Determine how many lines contain the string "ylabel". Respond with that number and nothing more.
## Start Entries
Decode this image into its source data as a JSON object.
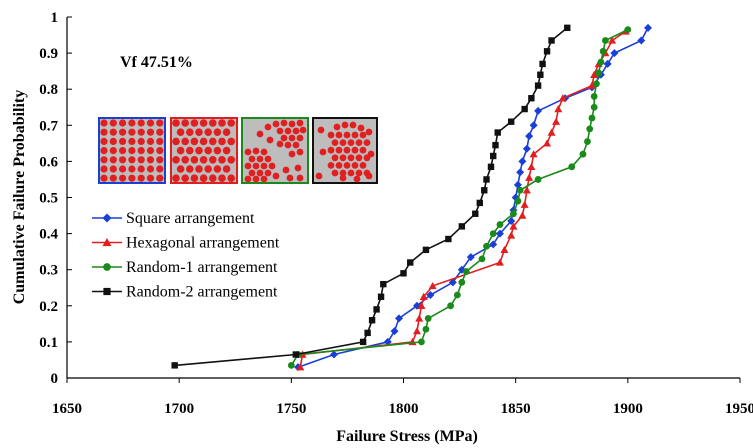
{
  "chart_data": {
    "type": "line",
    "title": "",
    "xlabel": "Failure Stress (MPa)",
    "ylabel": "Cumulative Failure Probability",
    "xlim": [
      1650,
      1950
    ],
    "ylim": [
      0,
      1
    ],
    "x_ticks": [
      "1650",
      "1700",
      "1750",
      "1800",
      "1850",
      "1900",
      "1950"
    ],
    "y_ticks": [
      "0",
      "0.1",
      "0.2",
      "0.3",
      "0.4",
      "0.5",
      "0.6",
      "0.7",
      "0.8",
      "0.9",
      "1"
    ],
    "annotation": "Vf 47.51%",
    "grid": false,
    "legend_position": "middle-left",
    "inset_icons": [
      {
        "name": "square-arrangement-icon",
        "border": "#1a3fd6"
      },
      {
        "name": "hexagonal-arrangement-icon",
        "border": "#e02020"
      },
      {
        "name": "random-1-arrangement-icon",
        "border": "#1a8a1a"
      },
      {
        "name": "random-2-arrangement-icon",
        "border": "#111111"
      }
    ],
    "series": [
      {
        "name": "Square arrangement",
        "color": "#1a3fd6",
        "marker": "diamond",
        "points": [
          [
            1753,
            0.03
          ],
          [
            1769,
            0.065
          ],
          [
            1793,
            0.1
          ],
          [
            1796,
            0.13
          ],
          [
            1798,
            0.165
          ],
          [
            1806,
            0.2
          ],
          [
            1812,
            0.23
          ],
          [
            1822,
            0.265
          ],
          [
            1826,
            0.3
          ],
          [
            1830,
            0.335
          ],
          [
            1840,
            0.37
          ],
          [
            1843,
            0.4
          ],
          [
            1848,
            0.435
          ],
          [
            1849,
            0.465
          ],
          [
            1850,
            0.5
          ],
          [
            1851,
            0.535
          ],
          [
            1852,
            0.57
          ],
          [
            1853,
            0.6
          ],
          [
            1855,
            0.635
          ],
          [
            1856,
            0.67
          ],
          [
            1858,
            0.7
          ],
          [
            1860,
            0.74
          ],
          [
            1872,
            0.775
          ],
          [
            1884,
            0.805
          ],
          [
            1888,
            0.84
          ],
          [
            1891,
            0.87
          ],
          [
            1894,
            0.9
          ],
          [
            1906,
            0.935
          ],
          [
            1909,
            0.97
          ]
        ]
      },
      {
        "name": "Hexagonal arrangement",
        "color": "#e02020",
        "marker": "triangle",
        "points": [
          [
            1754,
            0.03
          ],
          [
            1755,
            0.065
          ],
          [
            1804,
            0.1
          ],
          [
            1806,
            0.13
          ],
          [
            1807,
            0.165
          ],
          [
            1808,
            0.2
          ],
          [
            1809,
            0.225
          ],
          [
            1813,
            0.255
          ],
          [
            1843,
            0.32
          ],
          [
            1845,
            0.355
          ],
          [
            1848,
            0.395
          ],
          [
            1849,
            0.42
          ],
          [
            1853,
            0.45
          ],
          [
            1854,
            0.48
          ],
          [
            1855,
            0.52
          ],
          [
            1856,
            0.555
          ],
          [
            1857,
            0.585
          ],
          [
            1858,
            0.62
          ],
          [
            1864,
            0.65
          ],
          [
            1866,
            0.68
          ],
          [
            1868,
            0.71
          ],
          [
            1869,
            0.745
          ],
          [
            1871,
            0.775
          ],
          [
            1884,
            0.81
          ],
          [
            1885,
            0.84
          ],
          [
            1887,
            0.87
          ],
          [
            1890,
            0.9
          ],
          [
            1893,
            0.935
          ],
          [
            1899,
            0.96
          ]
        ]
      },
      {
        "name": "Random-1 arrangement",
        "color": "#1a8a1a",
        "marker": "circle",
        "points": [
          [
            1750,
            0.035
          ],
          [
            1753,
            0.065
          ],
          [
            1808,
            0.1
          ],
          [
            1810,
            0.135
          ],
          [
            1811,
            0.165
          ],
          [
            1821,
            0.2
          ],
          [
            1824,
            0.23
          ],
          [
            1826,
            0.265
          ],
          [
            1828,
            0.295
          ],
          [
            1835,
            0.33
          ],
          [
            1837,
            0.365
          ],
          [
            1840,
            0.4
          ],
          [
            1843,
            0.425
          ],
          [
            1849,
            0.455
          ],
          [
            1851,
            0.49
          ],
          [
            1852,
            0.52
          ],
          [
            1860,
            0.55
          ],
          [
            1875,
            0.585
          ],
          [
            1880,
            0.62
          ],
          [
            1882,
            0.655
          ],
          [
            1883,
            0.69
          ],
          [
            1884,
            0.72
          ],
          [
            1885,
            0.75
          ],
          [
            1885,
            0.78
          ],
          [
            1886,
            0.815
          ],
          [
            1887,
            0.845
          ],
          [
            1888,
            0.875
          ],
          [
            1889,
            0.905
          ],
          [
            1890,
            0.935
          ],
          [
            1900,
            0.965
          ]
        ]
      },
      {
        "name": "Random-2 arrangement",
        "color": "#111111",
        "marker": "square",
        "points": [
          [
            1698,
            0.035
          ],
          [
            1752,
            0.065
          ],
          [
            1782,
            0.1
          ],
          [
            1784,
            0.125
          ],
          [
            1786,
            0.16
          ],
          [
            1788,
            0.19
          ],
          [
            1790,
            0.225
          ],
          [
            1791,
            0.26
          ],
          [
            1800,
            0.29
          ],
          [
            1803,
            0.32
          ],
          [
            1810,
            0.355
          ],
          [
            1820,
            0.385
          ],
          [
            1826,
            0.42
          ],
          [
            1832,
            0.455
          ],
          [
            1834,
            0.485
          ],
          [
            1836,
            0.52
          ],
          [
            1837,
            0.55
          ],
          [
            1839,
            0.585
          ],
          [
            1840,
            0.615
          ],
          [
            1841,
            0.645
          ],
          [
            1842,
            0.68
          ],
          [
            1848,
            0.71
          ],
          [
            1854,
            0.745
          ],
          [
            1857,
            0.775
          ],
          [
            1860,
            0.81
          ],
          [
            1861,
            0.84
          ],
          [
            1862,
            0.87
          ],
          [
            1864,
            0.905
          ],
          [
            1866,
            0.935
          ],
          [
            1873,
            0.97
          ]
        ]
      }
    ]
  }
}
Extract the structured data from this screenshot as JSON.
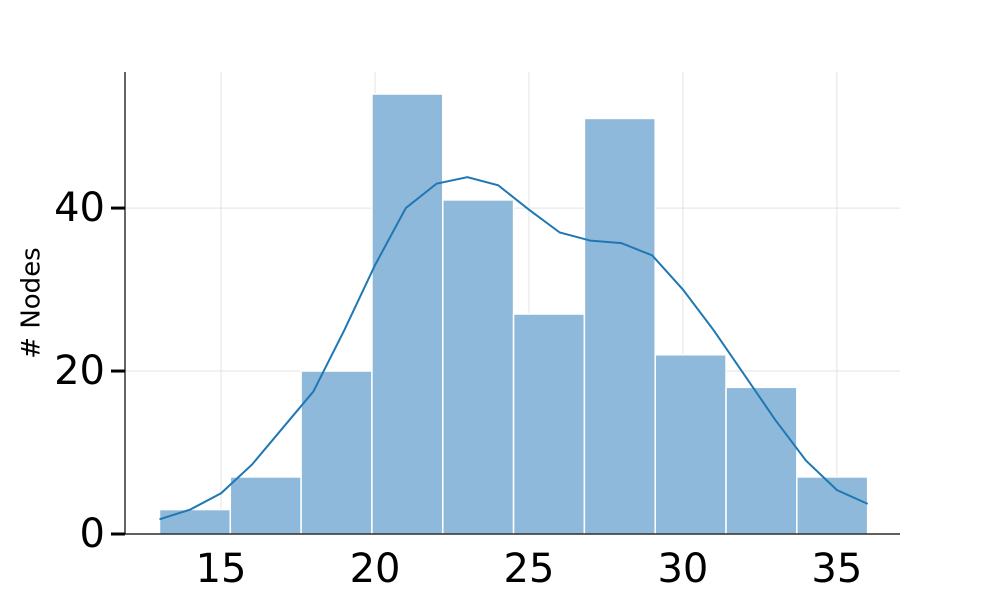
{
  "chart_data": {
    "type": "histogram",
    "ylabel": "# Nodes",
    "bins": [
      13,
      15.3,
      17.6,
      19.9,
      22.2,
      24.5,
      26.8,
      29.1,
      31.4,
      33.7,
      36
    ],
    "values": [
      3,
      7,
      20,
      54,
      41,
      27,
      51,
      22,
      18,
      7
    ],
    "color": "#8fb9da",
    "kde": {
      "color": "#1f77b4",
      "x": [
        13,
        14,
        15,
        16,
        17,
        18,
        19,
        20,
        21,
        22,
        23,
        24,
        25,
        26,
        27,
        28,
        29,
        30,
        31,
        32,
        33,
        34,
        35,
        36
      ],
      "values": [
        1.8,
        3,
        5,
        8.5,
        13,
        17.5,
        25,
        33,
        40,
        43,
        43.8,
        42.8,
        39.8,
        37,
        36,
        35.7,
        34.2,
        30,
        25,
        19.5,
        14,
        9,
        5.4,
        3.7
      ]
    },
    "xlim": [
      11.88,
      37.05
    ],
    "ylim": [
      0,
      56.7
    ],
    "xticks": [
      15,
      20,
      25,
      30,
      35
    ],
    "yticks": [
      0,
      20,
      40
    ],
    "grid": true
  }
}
## End Entries
## Start Entries
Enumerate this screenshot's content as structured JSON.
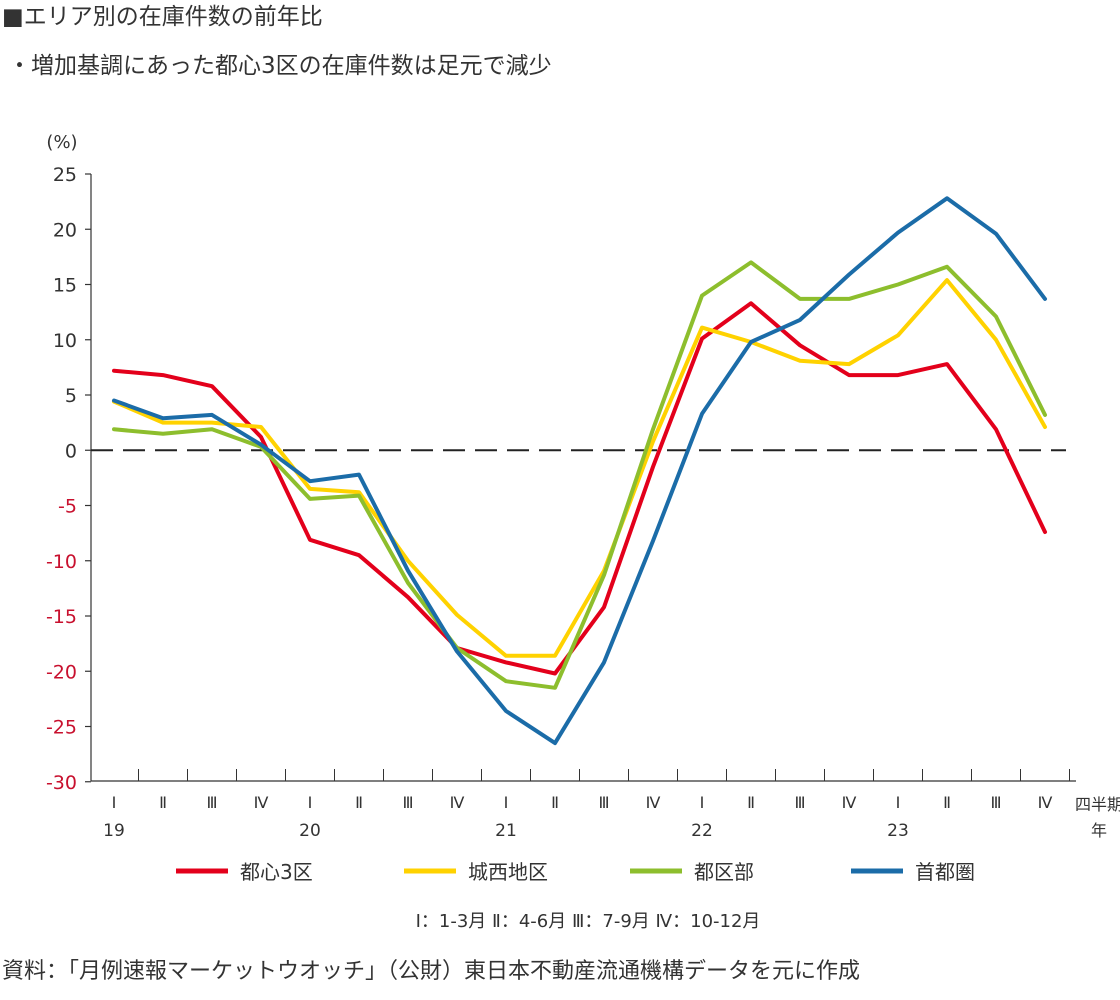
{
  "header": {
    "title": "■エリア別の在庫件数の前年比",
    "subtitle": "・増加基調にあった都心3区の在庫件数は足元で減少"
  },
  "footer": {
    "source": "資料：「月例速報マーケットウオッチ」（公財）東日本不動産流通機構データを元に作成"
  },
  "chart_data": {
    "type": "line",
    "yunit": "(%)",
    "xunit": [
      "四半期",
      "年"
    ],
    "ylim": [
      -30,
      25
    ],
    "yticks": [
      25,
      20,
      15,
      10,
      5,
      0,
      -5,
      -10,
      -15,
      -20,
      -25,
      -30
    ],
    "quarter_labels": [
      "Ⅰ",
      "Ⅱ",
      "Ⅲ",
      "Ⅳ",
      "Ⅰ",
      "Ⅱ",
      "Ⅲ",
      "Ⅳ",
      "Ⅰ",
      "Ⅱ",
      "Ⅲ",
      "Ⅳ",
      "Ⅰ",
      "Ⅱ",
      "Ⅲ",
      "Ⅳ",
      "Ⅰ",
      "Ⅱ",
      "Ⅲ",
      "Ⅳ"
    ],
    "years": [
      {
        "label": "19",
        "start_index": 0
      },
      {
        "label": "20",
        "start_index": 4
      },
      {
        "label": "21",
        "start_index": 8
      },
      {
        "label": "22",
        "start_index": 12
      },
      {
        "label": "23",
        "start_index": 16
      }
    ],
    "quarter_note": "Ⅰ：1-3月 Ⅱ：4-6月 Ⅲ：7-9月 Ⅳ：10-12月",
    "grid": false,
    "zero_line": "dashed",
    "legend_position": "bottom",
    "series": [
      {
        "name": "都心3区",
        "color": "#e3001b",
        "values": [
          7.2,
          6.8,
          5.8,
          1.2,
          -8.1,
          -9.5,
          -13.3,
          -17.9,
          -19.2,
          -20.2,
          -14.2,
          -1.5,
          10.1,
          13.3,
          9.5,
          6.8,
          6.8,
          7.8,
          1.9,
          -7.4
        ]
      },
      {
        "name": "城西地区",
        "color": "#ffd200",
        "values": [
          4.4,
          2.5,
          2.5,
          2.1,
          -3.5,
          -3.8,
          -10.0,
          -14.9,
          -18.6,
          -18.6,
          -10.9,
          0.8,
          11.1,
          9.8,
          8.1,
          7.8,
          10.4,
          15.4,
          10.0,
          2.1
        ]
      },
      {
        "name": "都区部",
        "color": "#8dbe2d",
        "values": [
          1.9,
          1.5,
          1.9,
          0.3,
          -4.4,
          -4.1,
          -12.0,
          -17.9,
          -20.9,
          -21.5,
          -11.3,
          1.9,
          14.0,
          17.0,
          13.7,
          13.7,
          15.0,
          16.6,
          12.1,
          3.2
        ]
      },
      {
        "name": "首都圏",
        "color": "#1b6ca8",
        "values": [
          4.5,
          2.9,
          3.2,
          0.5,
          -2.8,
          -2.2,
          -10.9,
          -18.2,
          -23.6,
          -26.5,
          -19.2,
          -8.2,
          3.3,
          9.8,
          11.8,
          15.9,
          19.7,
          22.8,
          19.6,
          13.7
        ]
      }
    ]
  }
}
## End Entries
Output.
2